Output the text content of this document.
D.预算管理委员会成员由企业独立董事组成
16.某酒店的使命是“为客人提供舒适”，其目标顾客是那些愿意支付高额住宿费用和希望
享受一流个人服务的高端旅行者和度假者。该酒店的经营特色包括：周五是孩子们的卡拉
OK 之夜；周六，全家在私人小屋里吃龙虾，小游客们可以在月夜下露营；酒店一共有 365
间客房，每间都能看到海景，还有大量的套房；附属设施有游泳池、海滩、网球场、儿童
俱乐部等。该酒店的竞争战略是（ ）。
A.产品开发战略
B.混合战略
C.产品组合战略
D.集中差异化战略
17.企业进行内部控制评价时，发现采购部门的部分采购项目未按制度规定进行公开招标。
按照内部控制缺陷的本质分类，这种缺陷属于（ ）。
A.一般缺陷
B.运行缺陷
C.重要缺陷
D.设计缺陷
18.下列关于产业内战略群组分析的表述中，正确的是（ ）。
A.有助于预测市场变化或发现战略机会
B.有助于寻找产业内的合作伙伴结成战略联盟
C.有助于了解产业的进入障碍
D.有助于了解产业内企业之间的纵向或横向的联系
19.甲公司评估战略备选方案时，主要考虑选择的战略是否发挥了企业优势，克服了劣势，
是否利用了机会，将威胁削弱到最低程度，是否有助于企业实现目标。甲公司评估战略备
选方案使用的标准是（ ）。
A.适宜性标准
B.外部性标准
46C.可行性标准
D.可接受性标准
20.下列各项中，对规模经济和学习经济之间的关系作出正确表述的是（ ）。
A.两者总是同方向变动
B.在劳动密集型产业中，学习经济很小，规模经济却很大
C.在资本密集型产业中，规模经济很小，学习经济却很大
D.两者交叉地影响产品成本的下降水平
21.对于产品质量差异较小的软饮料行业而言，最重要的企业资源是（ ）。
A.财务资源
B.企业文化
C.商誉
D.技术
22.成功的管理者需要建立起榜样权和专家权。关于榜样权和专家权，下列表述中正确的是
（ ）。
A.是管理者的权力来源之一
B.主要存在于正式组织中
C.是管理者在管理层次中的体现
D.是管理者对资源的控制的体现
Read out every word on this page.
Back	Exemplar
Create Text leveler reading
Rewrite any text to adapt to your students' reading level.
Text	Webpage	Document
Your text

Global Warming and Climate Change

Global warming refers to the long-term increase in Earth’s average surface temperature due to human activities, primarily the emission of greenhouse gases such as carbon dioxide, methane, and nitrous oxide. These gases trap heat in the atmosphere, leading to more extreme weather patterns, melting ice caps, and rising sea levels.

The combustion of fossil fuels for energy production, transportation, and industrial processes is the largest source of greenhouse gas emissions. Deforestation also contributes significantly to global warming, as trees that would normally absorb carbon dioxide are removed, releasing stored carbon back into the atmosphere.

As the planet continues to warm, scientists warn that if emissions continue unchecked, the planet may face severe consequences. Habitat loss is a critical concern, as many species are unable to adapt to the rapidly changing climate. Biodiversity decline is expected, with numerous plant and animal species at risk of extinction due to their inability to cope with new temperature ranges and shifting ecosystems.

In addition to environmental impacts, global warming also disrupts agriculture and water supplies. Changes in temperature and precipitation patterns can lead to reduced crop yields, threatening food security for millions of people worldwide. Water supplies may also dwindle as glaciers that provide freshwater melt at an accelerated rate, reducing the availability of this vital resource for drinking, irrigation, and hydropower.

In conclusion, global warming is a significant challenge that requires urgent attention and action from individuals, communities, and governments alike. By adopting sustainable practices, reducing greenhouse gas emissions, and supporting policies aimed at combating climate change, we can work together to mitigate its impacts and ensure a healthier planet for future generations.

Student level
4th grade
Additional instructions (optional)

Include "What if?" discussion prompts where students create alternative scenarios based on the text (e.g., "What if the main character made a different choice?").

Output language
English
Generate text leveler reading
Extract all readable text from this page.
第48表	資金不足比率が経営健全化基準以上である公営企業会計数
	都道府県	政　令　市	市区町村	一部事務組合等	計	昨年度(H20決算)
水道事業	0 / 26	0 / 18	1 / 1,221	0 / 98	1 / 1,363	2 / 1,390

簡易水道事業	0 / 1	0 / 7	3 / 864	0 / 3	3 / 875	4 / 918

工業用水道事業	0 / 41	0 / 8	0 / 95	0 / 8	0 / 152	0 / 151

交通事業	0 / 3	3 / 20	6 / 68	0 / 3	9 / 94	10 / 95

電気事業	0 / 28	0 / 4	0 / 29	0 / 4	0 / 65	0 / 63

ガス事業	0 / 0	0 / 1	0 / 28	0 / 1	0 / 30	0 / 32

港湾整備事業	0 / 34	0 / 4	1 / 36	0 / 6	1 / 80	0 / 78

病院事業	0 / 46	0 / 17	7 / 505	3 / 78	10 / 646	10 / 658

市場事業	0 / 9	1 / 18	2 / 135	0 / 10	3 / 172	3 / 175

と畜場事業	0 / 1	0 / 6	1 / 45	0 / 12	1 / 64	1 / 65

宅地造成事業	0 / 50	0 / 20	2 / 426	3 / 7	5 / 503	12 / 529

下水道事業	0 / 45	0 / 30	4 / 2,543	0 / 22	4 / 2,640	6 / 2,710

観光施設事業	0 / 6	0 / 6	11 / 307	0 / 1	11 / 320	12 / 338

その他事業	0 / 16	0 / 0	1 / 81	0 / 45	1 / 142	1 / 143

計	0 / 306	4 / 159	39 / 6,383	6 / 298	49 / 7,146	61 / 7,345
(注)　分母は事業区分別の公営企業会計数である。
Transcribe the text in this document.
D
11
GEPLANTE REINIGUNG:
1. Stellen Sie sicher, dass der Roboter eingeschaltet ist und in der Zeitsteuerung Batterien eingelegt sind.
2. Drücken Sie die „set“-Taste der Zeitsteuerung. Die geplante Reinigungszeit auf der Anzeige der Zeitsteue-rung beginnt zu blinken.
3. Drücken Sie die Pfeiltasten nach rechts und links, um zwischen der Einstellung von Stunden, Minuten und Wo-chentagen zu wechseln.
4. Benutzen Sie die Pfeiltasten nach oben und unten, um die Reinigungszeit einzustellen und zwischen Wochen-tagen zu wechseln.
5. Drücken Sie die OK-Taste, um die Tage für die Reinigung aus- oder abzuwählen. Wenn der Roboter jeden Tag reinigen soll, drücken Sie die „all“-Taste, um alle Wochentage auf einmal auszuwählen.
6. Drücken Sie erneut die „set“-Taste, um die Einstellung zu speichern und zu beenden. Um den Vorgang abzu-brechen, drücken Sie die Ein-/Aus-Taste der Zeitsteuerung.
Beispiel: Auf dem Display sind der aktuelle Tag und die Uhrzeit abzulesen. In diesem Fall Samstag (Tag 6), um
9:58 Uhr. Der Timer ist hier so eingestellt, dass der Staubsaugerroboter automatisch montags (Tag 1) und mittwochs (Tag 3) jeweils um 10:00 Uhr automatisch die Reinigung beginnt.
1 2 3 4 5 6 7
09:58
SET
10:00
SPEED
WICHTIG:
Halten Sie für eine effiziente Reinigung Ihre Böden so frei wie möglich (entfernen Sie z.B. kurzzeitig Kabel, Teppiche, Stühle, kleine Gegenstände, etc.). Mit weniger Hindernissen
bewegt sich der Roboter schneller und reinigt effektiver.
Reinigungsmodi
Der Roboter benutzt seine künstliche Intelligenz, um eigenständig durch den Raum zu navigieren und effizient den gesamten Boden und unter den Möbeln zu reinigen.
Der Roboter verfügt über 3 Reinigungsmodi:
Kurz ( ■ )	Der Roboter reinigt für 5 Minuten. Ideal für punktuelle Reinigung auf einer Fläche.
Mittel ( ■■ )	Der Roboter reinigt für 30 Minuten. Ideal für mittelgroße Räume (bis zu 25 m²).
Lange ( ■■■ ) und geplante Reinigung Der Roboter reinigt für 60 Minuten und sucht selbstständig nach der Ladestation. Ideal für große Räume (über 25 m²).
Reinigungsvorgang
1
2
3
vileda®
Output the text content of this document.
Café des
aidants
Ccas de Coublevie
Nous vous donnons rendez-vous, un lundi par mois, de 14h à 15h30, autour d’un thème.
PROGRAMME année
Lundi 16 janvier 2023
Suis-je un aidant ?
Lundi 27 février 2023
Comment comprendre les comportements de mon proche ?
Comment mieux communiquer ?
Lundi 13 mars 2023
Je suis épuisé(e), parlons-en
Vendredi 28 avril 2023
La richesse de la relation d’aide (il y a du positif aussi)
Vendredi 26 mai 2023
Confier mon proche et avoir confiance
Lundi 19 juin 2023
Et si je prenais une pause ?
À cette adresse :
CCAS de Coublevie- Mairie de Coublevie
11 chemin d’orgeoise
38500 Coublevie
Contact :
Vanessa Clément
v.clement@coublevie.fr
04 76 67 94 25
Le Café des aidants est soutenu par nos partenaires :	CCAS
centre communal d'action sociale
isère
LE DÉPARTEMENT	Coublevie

============================================================

From the material above, gather all lines that include the string "zwischen" and copy them.

3. Drücken Sie die Pfeiltasten nach rechts und links, um zwischen der Einstellung von Stunden, Minuten und Wo-chentagen zu wechseln.
4. Benutzen Sie die Pfeiltasten nach oben und unten, um die Reinigungszeit einzustellen und zwischen Wochen-tagen zu wechseln.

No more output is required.